_Record list:_
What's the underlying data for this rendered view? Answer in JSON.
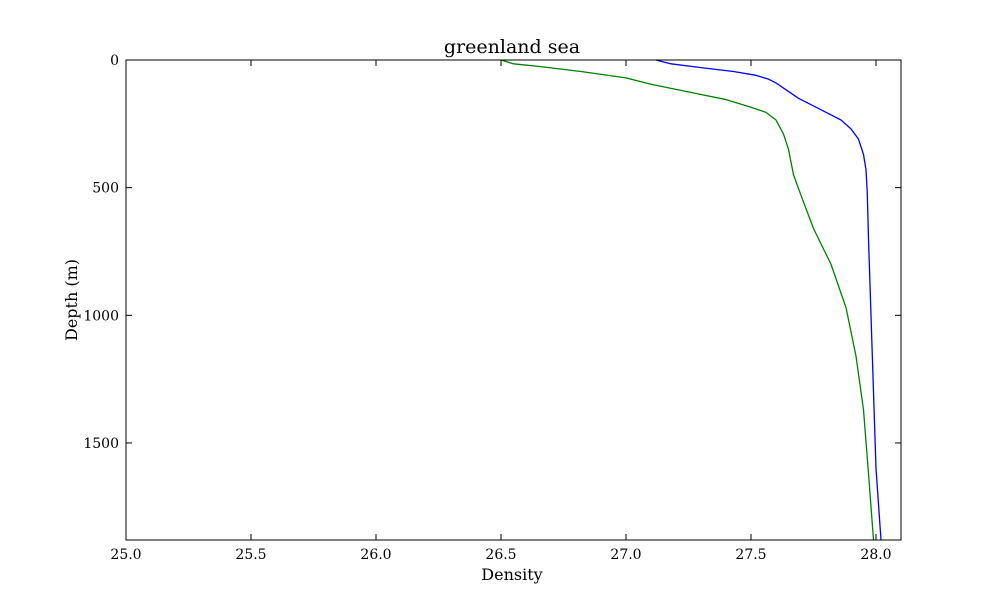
{
  "chart_data": {
    "type": "line",
    "title": "greenland sea",
    "xlabel": "Density",
    "ylabel": "Depth (m)",
    "xlim": [
      25.0,
      28.1
    ],
    "ylim": [
      1880,
      0
    ],
    "y_inverted": true,
    "grid": false,
    "x_ticks": [
      25.0,
      25.5,
      26.0,
      26.5,
      27.0,
      27.5,
      28.0
    ],
    "x_tick_labels": [
      "25.0",
      "25.5",
      "26.0",
      "26.5",
      "27.0",
      "27.5",
      "28.0"
    ],
    "y_ticks": [
      0,
      500,
      1000,
      1500
    ],
    "y_tick_labels": [
      "0",
      "500",
      "1000",
      "1500"
    ],
    "series": [
      {
        "color": "#0000ff",
        "points": [
          [
            27.12,
            0
          ],
          [
            27.18,
            15
          ],
          [
            27.3,
            30
          ],
          [
            27.43,
            45
          ],
          [
            27.52,
            60
          ],
          [
            27.57,
            75
          ],
          [
            27.6,
            90
          ],
          [
            27.63,
            110
          ],
          [
            27.66,
            130
          ],
          [
            27.69,
            150
          ],
          [
            27.75,
            180
          ],
          [
            27.8,
            205
          ],
          [
            27.86,
            235
          ],
          [
            27.9,
            270
          ],
          [
            27.93,
            310
          ],
          [
            27.95,
            370
          ],
          [
            27.96,
            430
          ],
          [
            27.965,
            520
          ],
          [
            27.97,
            700
          ],
          [
            27.98,
            1000
          ],
          [
            27.99,
            1300
          ],
          [
            28.0,
            1600
          ],
          [
            28.02,
            1880
          ]
        ]
      },
      {
        "color": "#008000",
        "points": [
          [
            26.5,
            0
          ],
          [
            26.55,
            15
          ],
          [
            26.65,
            25
          ],
          [
            26.82,
            45
          ],
          [
            27.0,
            70
          ],
          [
            27.1,
            95
          ],
          [
            27.2,
            115
          ],
          [
            27.3,
            135
          ],
          [
            27.4,
            155
          ],
          [
            27.5,
            185
          ],
          [
            27.56,
            205
          ],
          [
            27.6,
            235
          ],
          [
            27.63,
            290
          ],
          [
            27.65,
            350
          ],
          [
            27.67,
            450
          ],
          [
            27.7,
            530
          ],
          [
            27.75,
            660
          ],
          [
            27.82,
            800
          ],
          [
            27.88,
            970
          ],
          [
            27.92,
            1160
          ],
          [
            27.95,
            1370
          ],
          [
            27.97,
            1620
          ],
          [
            27.99,
            1880
          ]
        ]
      }
    ]
  }
}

_Your task:_ Set down the material above as is, without any pictures.

_Task result:_
What's the underlying data for this rendered view? Answer in JSON.
{
  "chart_data": {
    "type": "line",
    "title": "greenland sea",
    "xlabel": "Density",
    "ylabel": "Depth (m)",
    "xlim": [
      25.0,
      28.1
    ],
    "ylim": [
      1880,
      0
    ],
    "y_inverted": true,
    "grid": false,
    "x_ticks": [
      25.0,
      25.5,
      26.0,
      26.5,
      27.0,
      27.5,
      28.0
    ],
    "x_tick_labels": [
      "25.0",
      "25.5",
      "26.0",
      "26.5",
      "27.0",
      "27.5",
      "28.0"
    ],
    "y_ticks": [
      0,
      500,
      1000,
      1500
    ],
    "y_tick_labels": [
      "0",
      "500",
      "1000",
      "1500"
    ],
    "series": [
      {
        "color": "#0000ff",
        "points": [
          [
            27.12,
            0
          ],
          [
            27.18,
            15
          ],
          [
            27.3,
            30
          ],
          [
            27.43,
            45
          ],
          [
            27.52,
            60
          ],
          [
            27.57,
            75
          ],
          [
            27.6,
            90
          ],
          [
            27.63,
            110
          ],
          [
            27.66,
            130
          ],
          [
            27.69,
            150
          ],
          [
            27.75,
            180
          ],
          [
            27.8,
            205
          ],
          [
            27.86,
            235
          ],
          [
            27.9,
            270
          ],
          [
            27.93,
            310
          ],
          [
            27.95,
            370
          ],
          [
            27.96,
            430
          ],
          [
            27.965,
            520
          ],
          [
            27.97,
            700
          ],
          [
            27.98,
            1000
          ],
          [
            27.99,
            1300
          ],
          [
            28.0,
            1600
          ],
          [
            28.02,
            1880
          ]
        ]
      },
      {
        "color": "#008000",
        "points": [
          [
            26.5,
            0
          ],
          [
            26.55,
            15
          ],
          [
            26.65,
            25
          ],
          [
            26.82,
            45
          ],
          [
            27.0,
            70
          ],
          [
            27.1,
            95
          ],
          [
            27.2,
            115
          ],
          [
            27.3,
            135
          ],
          [
            27.4,
            155
          ],
          [
            27.5,
            185
          ],
          [
            27.56,
            205
          ],
          [
            27.6,
            235
          ],
          [
            27.63,
            290
          ],
          [
            27.65,
            350
          ],
          [
            27.67,
            450
          ],
          [
            27.7,
            530
          ],
          [
            27.75,
            660
          ],
          [
            27.82,
            800
          ],
          [
            27.88,
            970
          ],
          [
            27.92,
            1160
          ],
          [
            27.95,
            1370
          ],
          [
            27.97,
            1620
          ],
          [
            27.99,
            1880
          ]
        ]
      }
    ]
  }
}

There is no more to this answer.